__Objectif A__:
Recopiez sans rien changer le passage de l'extrait sur le KGB qui commence par les mots contenant "Il n’a pas de" et se termine par "ensuite les accusés.".
__Objectif B__:
Rédigez la suite du texte sur le KGB, à partir de sa dernière phrase.

Le KGB devait également fournir aux dirigeants un panorama général de la situation intérieure et extérieure, dans tous les domaines : politiques, économiques, militaires, culturels, etc.

Dans ce cadre, le KGB était présent partout. S’appuyant sur 14 comités dans les Républiques soviétiques, il était actif dans les villes et les régions, les districts civils et militaires, les unités de l’armée, les transports, les institutions universitaires et de recherche, les entreprises, etc.

En pratique, cela signifie que le KGB assume des fonctions qui relèvent normalement du ministère de l’Intérieur. C’est un superorganisme relevant d’une perspective de capitalisme monopoliste d’État.

Il n’a pas de comptes à rendre, à part la direction du Parti ; il agit en dehors de la juridiction, à qui il remet éventuellement ensuite les accusés.

Le règlement de 1959 établit bien ce panorama :

« 9. Pour accomplir les tâches qui leur sont assignées, le Comité de sécurité de l’État et ses organes locaux ont le droit de :

a) mener des travaux de renseignement et opérationnels afin d’identifier et de réprimer les activités hostiles dirigées contre l’Union soviétique, pour lesquels disposer des agents nécessaires, créer des refuges et des refuges pour travailler avec des agents ;

b) procéder à des perquisitions, détentions et arrestations de personnes exposées ou soupçonnées d’activités criminelles conformément à la procédure établie par la loi ;

c) mener des enquêtes sur les cas de crimes d’État avec le transfert ultérieur des affaires à la juridiction ;

d) prendre des mesures spéciales visant à identifier et à réprimer les activités criminelles des agents de renseignement étrangers et des éléments antisoviétiques ;

e) en cas de besoin, en accord avec les chefs de police, impliquer des agents de police pour assurer l’accomplissement des tâches des organes de sécurité de l’État ;

f) tenir des registres opérationnels des criminels d’État et des personnes faisant l’objet d’une enquête parce qu’elles sont soupçonnées d’appartenir à des agences de renseignement étrangères, de participer à des organisations antisoviétiques et d’autres activités hostiles ;

g) vérifier l’état du travail des services de cryptage et des bureaux secrets dans les ministères et départements, ainsi que dans les entreprises et institutions qui leur sont subordonnées ;

h) effectuer des contrôles spéciaux sur les personnes dont le service est lié à la préservation des secrets d’État et militaires, ainsi que sur celles voyageant à l’étranger et celles entrant en URSS à l’étranger ;

i) mener, sous la supervision du parquet, des enquêtes sur les cas de délits commis par des officiers, sous-officiers, employés et ouvriers du KGB, si les délits commis sont liés aux activités opérationnelles des agences de sécurité, avec les suites transfert des affaires à la juridiction ;

j) publier de la littérature, des supports pédagogiques et visuels sur des questions relevant de la compétence du Comité »

__Données fournies__:
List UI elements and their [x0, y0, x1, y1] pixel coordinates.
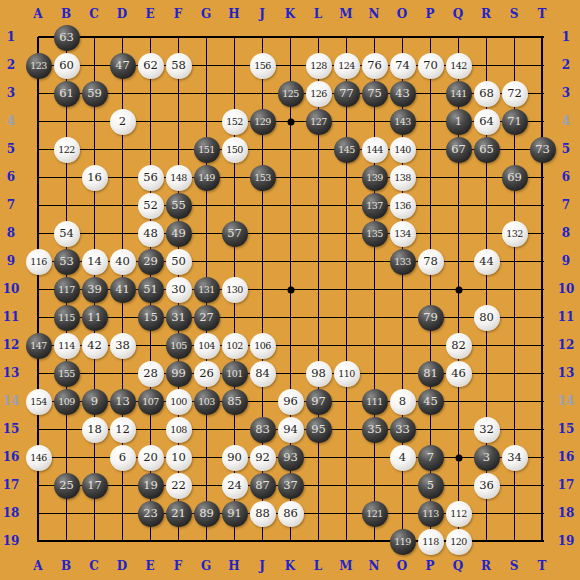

__Réponse finale A__:
Il n’a pas de comptes à rendre, à part la direction du Parti ; il agit en dehors de la juridiction, à qui il remet éventuellement ensuite les accusés.

__Réponse finale B__:
On a ici une grande différence avec le cadre socialiste précédent, qui insistait particulièrement sur la notion de droit. Le social-impérialisme soviétique fait sauter le droit et le KGB est là pour aménager les choses, avec cynisme et malfaisance.

Dans le cadre socialiste, la répression était liée aux contradictions dans le cadre de la lutte des classes, elle obéissait à la ligne décidée à tel ou tel moment par le Parti.

Le KGB agit lui dans un cadre où l’opposition ne peut pas exister, car la société est censée être socialiste et le Parti celui du peuple tout entier, comme l’affirme la constitution soviétique de 1977. Cela fait que le KGB agit de manière non officielle par principe, pour masquer des oppositions qui ne sont pas censées exister.

On est ici en plein terrorisme d’État, avec une dimension immense dans toute la société.

Le paradoxe est que, initialement, Nikita Khrouchtchev procède à un double affaiblissement de la structure. D’abord, il y a une réduction de moitié de son personnel. Cela ne va pas durer : le KGB va rapidement gonfler massivement ses effectifs, qui seront autour de 500 000 personnes.

Ensuite, le KGB n’est pas un organe central, mais un « département », relevant du Conseil des ministres.

Cela va toutefois être modifié en juillet 1978, le KGB ayant désormais le niveau d’un « comité d’État », en tant que « Comité de sécurité de l’État de l’URSS ».

On a ici l’apogée du KGB : son président depuis 1967, Iouri Andropov, a été élu membre du Bureau Politique en 1973 et il va devenir secrétaire général du Parti Communiste d’Union Soviétique en 1982, ainsi que président du Præsidium du Soviet suprême de l’URSS en 1983.

Qu’est-ce qui a changé ? C’est qu’il a fallu, dans le contexte de systématisation de la nomenklatura comme classe dirigeante, mettre en place une forme toujours plus terroriste.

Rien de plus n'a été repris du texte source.